**Passage provided:**
## Start

Spencer v. Farmers' Mut. Ins. Co. of Sullivan County, Mo.

Decision Date13 October 1933
Docket Number17904
Citation65 S.W.2d 665
PartiesJ. M. SPENCER, JR., Respondent, v. THE FARMERS MUTUAL INSURANCE COMPANY, OF SULLIVAN COUNTY, MISSOURI, a corporation, Appellant
CourtKansas Court of Appeals

Affirmed.

M. D Campbell, Commissioner. Reynolds, C., concurs. All concur.

OPINION

M. D Campbell

Appeal from Sullivan Circuit Court

The defendant, Farmers Mutual Insurance Company, organized under the law of Missouri, on January 29, 1929, issued a contract of insurance to plaintiff by the terms of which insurance against loss by fire was granted upon a dwelling house, the property of plaintiff and situated in Sullivan county, in the sum of $ 900. The dwelling was totally destroyed by fire on April 30, 1930. Thereafter, plaintiff accepted the sum of $ 450 and gave a receipt in satisfaction of his claim under the policy. Afterwards plaintiff brought this action to recover the sum of $ 450, the balance alleged to be due on account of the loss. A trial to the court, without jury, resulted in judgment for the plaintiff as prayed. The defendant appeals.

## End

**Given entries:**
## Start

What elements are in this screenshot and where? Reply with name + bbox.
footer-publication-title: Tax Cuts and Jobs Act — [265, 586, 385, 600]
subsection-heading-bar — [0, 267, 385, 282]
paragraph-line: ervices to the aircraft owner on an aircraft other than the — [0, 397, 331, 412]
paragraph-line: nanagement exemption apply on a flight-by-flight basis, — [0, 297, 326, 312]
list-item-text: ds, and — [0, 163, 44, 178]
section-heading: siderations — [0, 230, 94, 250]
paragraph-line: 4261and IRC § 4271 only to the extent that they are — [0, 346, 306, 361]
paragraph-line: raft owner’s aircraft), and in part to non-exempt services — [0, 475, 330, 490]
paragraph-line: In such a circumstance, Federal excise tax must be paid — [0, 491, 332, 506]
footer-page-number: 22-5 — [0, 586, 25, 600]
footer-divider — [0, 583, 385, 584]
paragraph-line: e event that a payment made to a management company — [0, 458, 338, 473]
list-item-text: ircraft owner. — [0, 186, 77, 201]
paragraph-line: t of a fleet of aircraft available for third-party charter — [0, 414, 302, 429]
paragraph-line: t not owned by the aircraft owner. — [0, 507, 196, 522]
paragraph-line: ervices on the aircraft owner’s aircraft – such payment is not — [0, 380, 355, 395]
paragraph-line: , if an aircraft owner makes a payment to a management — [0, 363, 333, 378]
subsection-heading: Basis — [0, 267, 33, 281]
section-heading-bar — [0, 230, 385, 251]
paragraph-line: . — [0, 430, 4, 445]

## End

**To-do list:**
A. Answer these questions using the court opinion:
(i) On what date was the decision issued?
(ii) For what sum did the policy insure the dwelling house?
(iii) On what date was the dwelling destroyed by fire?
B. Duplicate the court opinion from "Appeal from Sullivan" up to and including "The defendant appeals.".
The data can be left aside here.

**Task-by-task results:**
A.
(i) 13 October 1933
(ii) $900
(iii) April 30, 1930

B.
Appeal from Sullivan Circuit Court

The defendant, Farmers Mutual Insurance Company, organized under the law of Missouri, on January 29, 1929, issued a contract of insurance to plaintiff by the terms of which insurance against loss by fire was granted upon a dwelling house, the property of plaintiff and situated in Sullivan county, in the sum of $ 900. The dwelling was totally destroyed by fire on April 30, 1930. Thereafter, plaintiff accepted the sum of $ 450 and gave a receipt in satisfaction of his claim under the policy. Afterwards plaintiff brought this action to recover the sum of $ 450, the balance alleged to be due on account of the loss. A trial to the court, without jury, resulted in judgment for the plaintiff as prayed. The defendant appeals.